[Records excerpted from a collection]

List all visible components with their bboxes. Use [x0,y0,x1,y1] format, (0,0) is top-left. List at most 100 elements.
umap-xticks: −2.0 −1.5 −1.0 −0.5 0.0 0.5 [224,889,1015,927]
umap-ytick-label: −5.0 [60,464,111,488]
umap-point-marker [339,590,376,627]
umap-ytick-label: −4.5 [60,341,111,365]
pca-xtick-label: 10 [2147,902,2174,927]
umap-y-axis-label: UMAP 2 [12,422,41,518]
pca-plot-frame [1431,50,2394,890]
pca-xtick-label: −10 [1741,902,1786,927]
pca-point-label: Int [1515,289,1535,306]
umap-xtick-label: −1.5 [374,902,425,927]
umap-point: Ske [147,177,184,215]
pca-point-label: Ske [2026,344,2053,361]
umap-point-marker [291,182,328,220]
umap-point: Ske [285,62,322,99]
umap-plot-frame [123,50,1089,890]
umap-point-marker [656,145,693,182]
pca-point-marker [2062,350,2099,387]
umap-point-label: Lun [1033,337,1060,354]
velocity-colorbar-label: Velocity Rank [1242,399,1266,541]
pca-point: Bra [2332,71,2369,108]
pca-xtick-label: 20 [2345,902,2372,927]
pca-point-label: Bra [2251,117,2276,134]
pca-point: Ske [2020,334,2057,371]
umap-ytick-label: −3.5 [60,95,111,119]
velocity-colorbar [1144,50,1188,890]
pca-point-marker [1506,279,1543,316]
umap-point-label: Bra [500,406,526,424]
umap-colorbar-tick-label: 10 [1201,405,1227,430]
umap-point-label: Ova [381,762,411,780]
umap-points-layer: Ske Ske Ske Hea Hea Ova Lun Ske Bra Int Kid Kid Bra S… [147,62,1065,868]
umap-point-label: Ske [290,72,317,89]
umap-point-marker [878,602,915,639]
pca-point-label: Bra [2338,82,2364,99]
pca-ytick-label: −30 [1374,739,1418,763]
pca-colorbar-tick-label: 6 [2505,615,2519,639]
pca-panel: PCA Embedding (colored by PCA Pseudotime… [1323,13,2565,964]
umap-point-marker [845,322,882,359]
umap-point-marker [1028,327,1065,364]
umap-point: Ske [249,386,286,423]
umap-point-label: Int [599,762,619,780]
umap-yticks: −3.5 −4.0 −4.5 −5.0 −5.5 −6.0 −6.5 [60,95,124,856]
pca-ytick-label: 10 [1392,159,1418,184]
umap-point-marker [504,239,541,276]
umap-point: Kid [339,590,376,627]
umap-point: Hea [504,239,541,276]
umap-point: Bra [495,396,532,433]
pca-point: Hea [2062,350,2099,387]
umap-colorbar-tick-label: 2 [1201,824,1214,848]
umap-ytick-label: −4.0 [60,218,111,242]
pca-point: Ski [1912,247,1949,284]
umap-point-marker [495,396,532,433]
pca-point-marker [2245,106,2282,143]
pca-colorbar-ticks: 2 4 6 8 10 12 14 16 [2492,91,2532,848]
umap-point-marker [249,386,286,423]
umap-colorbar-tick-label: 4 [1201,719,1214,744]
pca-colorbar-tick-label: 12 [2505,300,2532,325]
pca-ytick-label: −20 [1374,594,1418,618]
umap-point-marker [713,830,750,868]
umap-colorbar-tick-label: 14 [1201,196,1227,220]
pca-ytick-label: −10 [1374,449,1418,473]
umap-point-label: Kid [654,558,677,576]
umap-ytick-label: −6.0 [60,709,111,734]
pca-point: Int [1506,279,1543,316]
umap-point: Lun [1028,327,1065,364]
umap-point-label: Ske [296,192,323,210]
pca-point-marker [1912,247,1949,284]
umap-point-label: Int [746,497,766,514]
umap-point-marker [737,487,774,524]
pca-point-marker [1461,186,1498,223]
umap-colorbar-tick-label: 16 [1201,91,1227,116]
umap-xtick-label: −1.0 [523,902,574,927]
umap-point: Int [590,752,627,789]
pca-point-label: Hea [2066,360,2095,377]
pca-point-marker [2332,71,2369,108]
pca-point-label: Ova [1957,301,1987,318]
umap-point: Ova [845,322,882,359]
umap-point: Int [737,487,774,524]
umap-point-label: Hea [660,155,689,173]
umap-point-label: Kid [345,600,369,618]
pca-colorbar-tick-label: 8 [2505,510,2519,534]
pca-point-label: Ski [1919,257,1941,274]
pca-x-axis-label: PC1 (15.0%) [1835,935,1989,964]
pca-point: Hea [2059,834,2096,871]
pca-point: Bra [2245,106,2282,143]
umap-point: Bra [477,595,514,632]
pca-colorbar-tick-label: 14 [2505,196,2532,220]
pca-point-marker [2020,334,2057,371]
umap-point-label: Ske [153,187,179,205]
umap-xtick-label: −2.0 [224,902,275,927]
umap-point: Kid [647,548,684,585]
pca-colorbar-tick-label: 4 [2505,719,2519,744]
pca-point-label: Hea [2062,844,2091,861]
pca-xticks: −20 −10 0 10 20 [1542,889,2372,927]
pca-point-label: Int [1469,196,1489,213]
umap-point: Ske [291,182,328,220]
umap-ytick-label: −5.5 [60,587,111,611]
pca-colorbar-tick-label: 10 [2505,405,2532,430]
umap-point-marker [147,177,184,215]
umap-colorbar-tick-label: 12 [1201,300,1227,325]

• _Task to carry out_:
Gather every line in the material above that contains the string "frame". Copy each matching line in full.

• _Response_:
pca-plot-frame [1431,50,2394,890]
umap-plot-frame [123,50,1089,890]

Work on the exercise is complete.